BEGIN EXTRACT PROVIDED

Therefore, I think it bizarre that we have reached the point where if you find yourself unable to vote for either of two manifestly evil men that you are accused of pitting the perfect against the good.  The good?? Really?  What if my two choices were between Hitler and Stalin? Well… Stalin did give his people universal health care so let’s not be making the perfect the enemy of the good here.  So Stalin it is…. Furthermore, maybe the problem is a deeper one than the fact that our political choices are so uniformly horrific.  The deeper question is why our choices are so uniformly horrific?  Did you ever stop to wonder why, in a nation of 350 million people, that these two miscreants - - Biden or Trump - - were the choices proposed to us?  The answer to that question is that sock puppets always look the same.  This is why Dorothy was an anarchist. Because only by opting out of the process will we ever expose the process for what it is: a mendacious illusion perpetuated by powerful people in order to mollify the masses and to give to them the illusion of participatory democracy even as the elites, using this ruse to their advantage, solidify their hold on power and wealth.  This is not to say that it is somehow wrong to vote, even though Dorothy did not, or that voting never has any beneficial effects for the common good.  We are not dealing in absolutes here but rather in the realm of prudential judgments, and so if you want to vote then vote, and I certainly have no right or desire to tell you otherwise.  But what Dorothy Day is saying is that no matter our choices in such matters we must always be aware that in our system the entire affair is rigged to the advantage of a few at the expense of the many, with ample use made of the classic memes of the grand narrative of American democracy by marketing gurus and focus group Apparatchiks, all in the service of maintaining the economic and political status quo. I do think that part of Trump’s appeal was that he seemed to buck this trend and that as a rogue “outsider” he really could “drain the swamp.”  But Trump himself is a denizen of that swamp and is a swamp creature if ever there were one, which is why he never drained it, preferring instead to tweet about how awful John McCain was for having been captured by the NVA, and other such inane babblings.  

Too cynical you say?  I remember I was in London in 2008 when Obama was elected.  And as I was making my way around the city folks who recognized that I was an American through my accent were openly gushing with glee over Obama’s election as if there could be no doubt that I too shared their enthusiasm. They would slap me on the back and high-five me in congratulations and with manifest joy as if we had just elected the Messiah himself.  And I must admit that I too caught some of the infection and started to wonder if maybe this did represent something good and positive.  And I did think that at the very least it was really cool that we had elected a Black president.  But ask yourself this question:  By 2016 what was really different about America in a positive sense after eight years of Obama? Indeed, in 2016 we were once again “gifted” with two wonderful candidates - -  the empty suit that is Clinton, and the orange haired narcissist - - - indicating that not only were things in our political culture not any better, but in reality they had gotten worse.  And now Obama, the great Messiah of “Si se puede!” enthusiasms, is retiring to a multi- million dollar mansion in Hawaii as he and his wife hobnob with the rich, the famous, and the powerful. But we should have seen it coming when in the earliest days of his presidency Obama put together his “economic team” the members of which were almost exclusively drawn from the super-rich mavens of Wall street.  Presidents do not run the country.  Goldman Sachs does. And so the great Messiah of 2008 is now a supremely wealthy man retiring to his fortified Hawaiian version of Mar-a- Lago.  Si se puede indeed.

END EXTRACT PROVIDED
BEGIN SOURCE MATERIAL

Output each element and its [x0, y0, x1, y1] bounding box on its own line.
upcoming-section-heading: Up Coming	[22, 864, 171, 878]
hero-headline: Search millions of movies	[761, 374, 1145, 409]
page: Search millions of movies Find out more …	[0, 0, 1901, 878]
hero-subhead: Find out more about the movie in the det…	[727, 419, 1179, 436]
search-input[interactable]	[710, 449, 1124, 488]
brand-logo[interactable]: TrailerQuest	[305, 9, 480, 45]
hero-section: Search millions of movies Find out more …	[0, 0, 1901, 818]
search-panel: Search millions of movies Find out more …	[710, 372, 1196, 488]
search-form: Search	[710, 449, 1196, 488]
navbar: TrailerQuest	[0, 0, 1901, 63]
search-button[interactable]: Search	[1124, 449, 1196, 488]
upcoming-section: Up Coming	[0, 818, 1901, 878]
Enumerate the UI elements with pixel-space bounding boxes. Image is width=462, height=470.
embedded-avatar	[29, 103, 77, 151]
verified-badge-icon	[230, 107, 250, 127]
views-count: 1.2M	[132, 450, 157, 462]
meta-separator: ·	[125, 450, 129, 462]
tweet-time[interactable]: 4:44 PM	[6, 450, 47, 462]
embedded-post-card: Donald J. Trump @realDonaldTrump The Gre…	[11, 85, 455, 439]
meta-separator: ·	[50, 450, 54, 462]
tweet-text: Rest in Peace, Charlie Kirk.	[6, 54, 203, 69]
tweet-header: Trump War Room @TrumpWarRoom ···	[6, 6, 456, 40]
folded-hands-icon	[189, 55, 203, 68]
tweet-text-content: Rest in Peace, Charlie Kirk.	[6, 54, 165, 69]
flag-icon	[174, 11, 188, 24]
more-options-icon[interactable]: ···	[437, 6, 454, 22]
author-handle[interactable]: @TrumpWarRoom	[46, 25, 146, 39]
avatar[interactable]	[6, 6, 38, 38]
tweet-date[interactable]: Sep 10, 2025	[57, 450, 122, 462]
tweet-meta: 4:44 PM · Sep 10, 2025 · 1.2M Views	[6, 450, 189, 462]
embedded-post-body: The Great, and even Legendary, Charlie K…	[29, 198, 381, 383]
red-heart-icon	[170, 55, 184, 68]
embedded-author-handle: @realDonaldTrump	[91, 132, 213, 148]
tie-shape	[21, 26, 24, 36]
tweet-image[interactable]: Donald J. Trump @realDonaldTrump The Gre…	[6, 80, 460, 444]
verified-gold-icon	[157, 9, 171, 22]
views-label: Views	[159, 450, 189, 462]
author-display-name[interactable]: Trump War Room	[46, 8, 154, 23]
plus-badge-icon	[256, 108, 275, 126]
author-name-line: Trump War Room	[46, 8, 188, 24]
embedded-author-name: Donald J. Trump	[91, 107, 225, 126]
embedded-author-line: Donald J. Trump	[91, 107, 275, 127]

END SOURCE MATERIAL

In the text about voting and Dorothy Day, which city was the writer in when Obama was elected in 2008?

__RESULT__: London